The request
Render the lines of the records between the line containing "Patent image size: (982, 1188)." and the line containing "The multiplier 222 is at (545, 1071).", both included, as a JSON list of strings, one string per line, leaving out blank lines.

[Start Input rows]

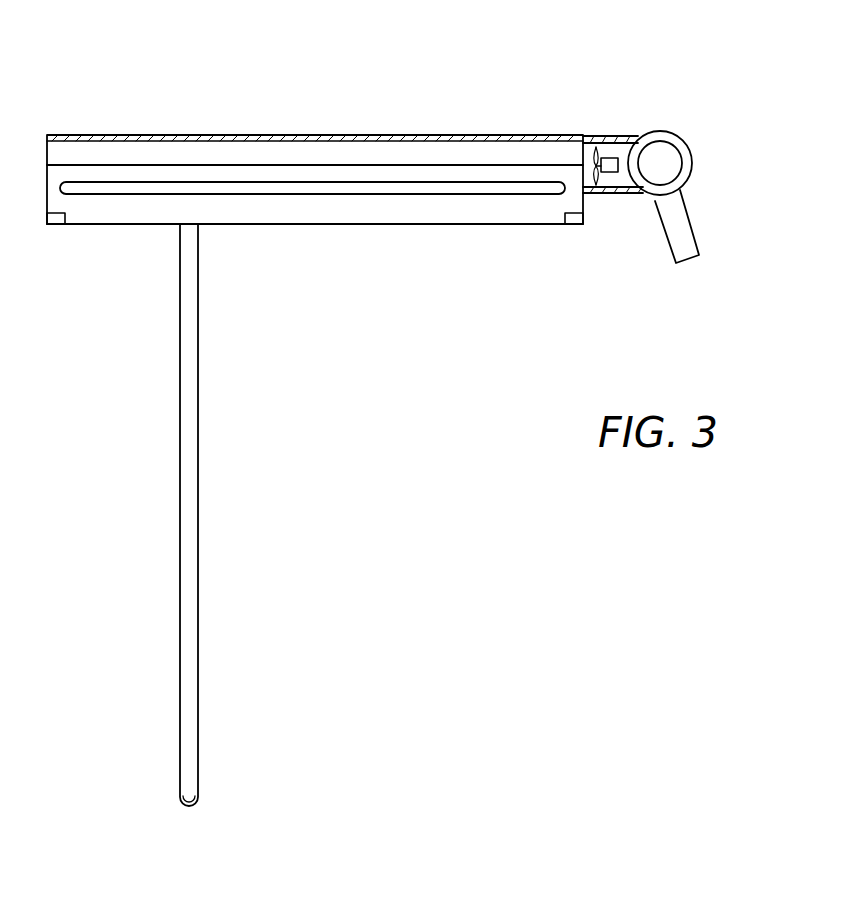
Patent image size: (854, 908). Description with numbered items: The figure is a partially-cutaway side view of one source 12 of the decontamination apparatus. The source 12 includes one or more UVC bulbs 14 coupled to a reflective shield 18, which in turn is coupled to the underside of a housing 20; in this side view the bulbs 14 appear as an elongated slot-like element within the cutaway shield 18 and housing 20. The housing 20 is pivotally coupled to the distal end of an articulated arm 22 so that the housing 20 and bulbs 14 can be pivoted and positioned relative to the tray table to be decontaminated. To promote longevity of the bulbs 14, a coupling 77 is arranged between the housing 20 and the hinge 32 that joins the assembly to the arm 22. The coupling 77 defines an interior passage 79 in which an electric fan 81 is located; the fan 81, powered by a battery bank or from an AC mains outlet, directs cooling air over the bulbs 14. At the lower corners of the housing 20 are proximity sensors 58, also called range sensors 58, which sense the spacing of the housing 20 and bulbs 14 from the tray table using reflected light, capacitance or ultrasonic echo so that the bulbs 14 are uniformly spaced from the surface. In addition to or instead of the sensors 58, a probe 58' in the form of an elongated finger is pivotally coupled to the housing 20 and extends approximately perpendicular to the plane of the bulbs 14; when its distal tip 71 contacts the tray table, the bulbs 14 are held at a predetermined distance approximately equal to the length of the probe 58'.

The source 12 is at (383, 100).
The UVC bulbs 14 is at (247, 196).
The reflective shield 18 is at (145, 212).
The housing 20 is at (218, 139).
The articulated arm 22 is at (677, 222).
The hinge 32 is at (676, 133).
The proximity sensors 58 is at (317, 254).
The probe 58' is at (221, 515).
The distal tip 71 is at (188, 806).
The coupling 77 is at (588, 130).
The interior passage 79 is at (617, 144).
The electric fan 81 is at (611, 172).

[End Input rows]
[Start Input rows]

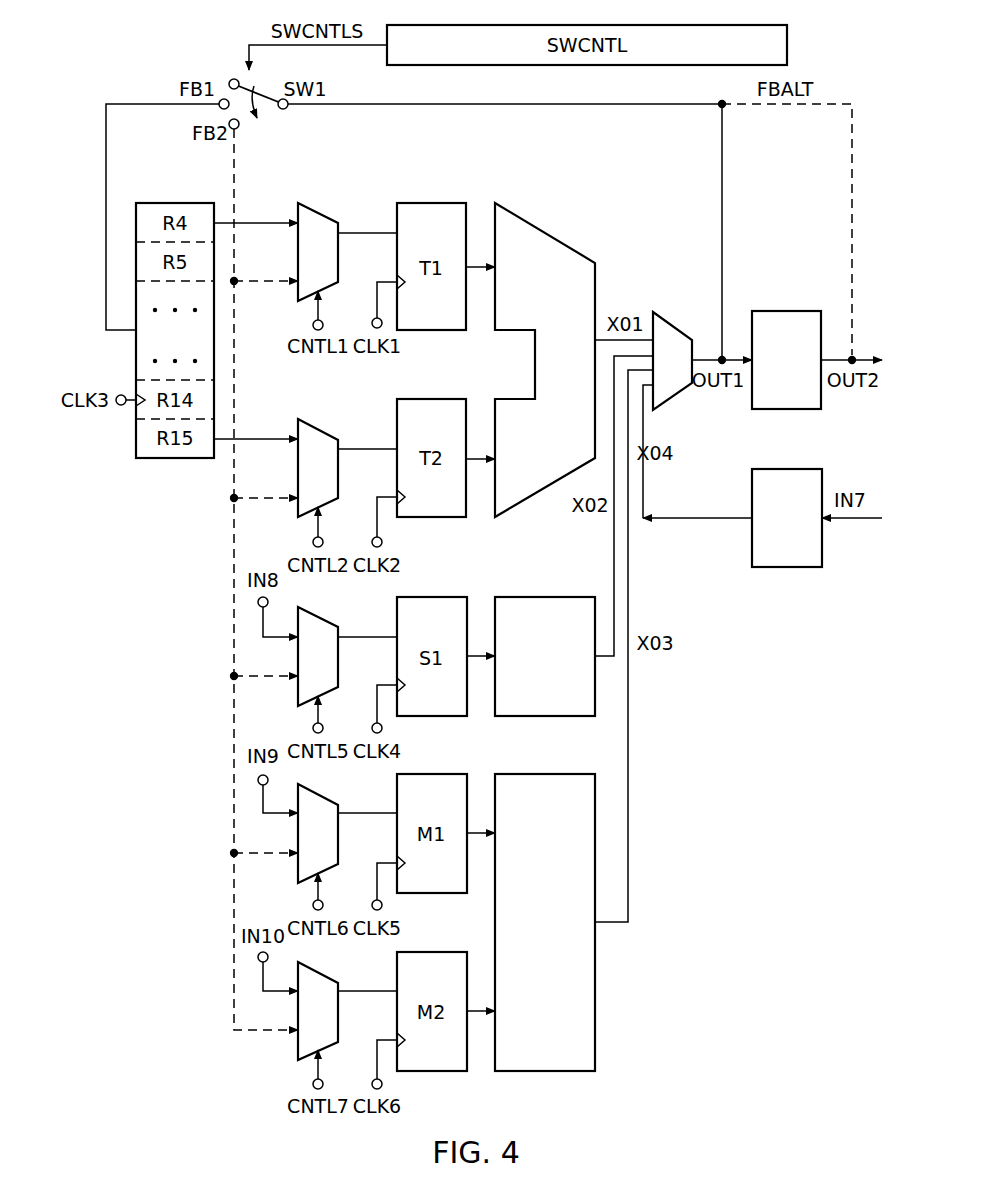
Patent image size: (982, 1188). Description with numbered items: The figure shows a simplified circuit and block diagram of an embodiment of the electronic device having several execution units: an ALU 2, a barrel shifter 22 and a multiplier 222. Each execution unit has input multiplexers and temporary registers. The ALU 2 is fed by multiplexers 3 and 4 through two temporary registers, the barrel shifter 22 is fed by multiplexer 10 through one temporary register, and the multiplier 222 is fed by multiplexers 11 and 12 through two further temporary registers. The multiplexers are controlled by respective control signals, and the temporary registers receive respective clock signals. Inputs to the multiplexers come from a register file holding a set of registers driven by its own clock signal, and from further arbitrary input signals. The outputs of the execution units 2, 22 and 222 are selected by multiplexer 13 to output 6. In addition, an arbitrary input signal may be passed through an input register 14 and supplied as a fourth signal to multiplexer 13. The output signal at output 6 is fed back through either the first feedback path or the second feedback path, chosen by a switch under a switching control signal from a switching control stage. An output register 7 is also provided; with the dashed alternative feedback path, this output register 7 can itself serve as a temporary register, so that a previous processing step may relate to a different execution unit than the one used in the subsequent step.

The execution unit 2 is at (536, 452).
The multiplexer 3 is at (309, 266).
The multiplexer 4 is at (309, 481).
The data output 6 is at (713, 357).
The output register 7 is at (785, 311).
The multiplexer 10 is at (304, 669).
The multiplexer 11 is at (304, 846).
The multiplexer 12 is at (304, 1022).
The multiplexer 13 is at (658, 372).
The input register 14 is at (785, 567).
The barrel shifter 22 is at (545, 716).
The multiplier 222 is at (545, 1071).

[End Input rows]
[Start Input rows]

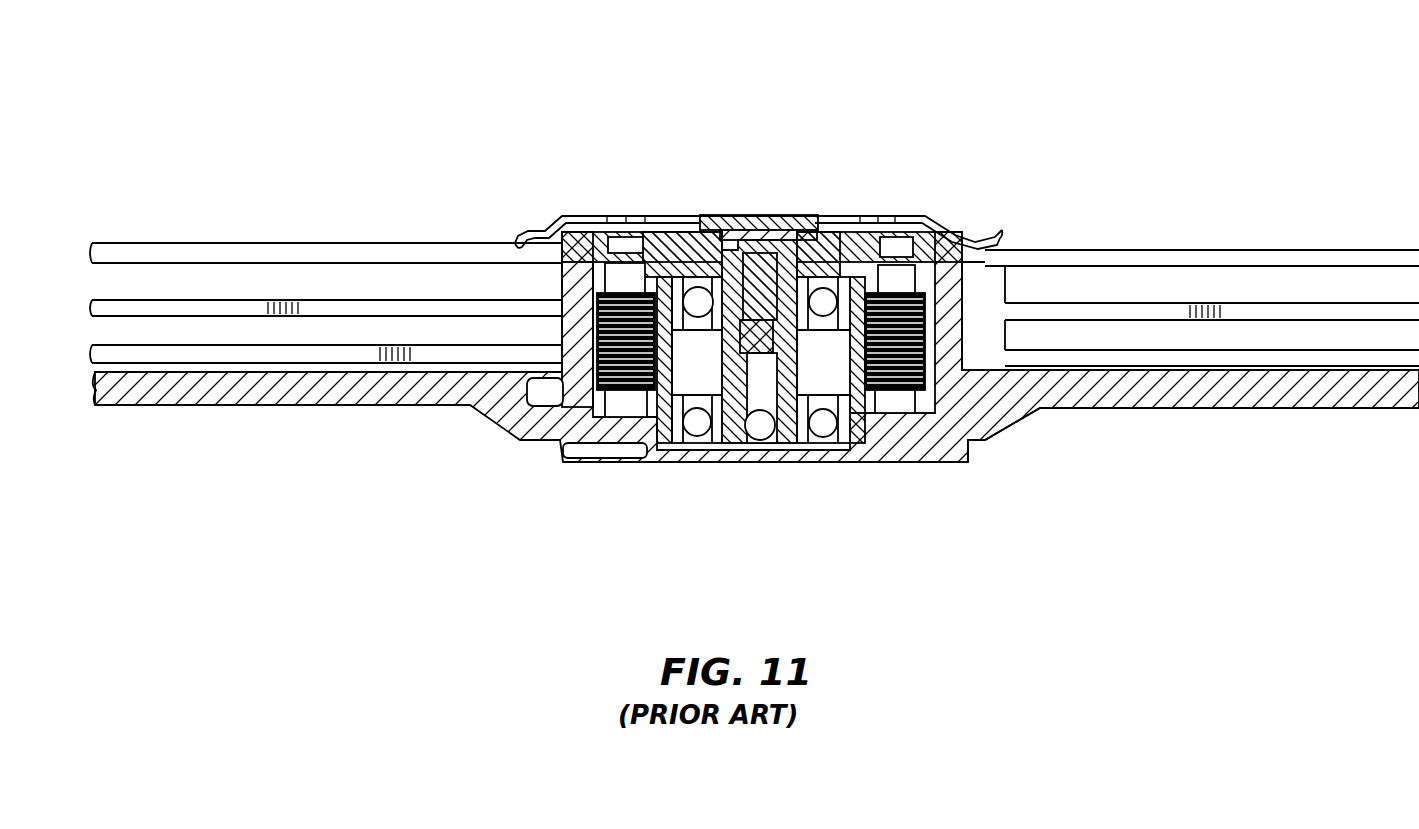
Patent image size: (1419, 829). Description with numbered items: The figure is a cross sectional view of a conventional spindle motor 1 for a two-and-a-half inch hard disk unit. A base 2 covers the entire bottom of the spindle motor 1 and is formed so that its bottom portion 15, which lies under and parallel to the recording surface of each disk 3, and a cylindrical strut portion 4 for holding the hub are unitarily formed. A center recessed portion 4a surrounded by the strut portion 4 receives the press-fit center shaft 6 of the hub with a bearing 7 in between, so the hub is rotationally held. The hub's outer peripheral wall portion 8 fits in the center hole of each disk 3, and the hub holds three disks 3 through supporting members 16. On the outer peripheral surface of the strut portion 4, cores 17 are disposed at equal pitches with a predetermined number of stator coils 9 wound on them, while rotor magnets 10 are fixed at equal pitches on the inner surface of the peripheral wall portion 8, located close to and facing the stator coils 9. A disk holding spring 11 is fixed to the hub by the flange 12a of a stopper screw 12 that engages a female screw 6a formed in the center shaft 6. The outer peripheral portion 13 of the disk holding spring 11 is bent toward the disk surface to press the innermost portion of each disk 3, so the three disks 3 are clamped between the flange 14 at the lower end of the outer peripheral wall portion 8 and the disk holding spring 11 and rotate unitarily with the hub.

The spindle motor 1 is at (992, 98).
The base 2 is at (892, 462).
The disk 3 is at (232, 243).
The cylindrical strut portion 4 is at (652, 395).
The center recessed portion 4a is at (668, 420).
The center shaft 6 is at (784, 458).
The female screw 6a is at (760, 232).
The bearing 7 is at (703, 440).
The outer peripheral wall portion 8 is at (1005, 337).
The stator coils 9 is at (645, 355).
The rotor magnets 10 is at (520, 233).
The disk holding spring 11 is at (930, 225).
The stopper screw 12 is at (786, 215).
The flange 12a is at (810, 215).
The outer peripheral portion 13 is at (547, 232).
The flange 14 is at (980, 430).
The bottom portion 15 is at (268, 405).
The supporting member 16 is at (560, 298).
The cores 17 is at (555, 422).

[End Input rows]

Complete output
[
  "Patent image size: (982, 1188). Description with numbered items: The figure shows a simplified circuit and block diagram of an embodiment of the electronic device having several execution units: an ALU 2, a barrel shifter 22 and a multiplier 222. Each execution unit has input multiplexers and temporary registers. The ALU 2 is fed by multiplexers 3 and 4 through two temporary registers, the barrel shifter 22 is fed by multiplexer 10 through one temporary register, and the multiplier 222 is fed by multiplexers 11 and 12 through two further temporary registers. The multiplexers are controlled by respective control signals, and the temporary registers receive respective clock signals. Inputs to the multiplexers come from a register file holding a set of registers driven by its own clock signal, and from further arbitrary input signals. The outputs of the execution units 2, 22 and 222 are selected by multiplexer 13 to output 6. In addition, an arbitrary input signal may be passed through an input register 14 and supplied as a fourth signal to multiplexer 13. The output signal at output 6 is fed back through either the first feedback path or the second feedback path, chosen by a switch under a switching control signal from a switching control stage. An output register 7 is also provided; with the dashed alternative feedback path, this output register 7 can itself serve as a temporary register, so that a previous processing step may relate to a different execution unit than the one used in the subsequent step.",
  "The execution unit 2 is at (536, 452).",
  "The multiplexer 3 is at (309, 266).",
  "The multiplexer 4 is at (309, 481).",
  "The data output 6 is at (713, 357).",
  "The output register 7 is at (785, 311).",
  "The multiplexer 10 is at (304, 669).",
  "The multiplexer 11 is at (304, 846).",
  "The multiplexer 12 is at (304, 1022).",
  "The multiplexer 13 is at (658, 372).",
  "The input register 14 is at (785, 567).",
  "The barrel shifter 22 is at (545, 716).",
  "The multiplier 222 is at (545, 1071)."
]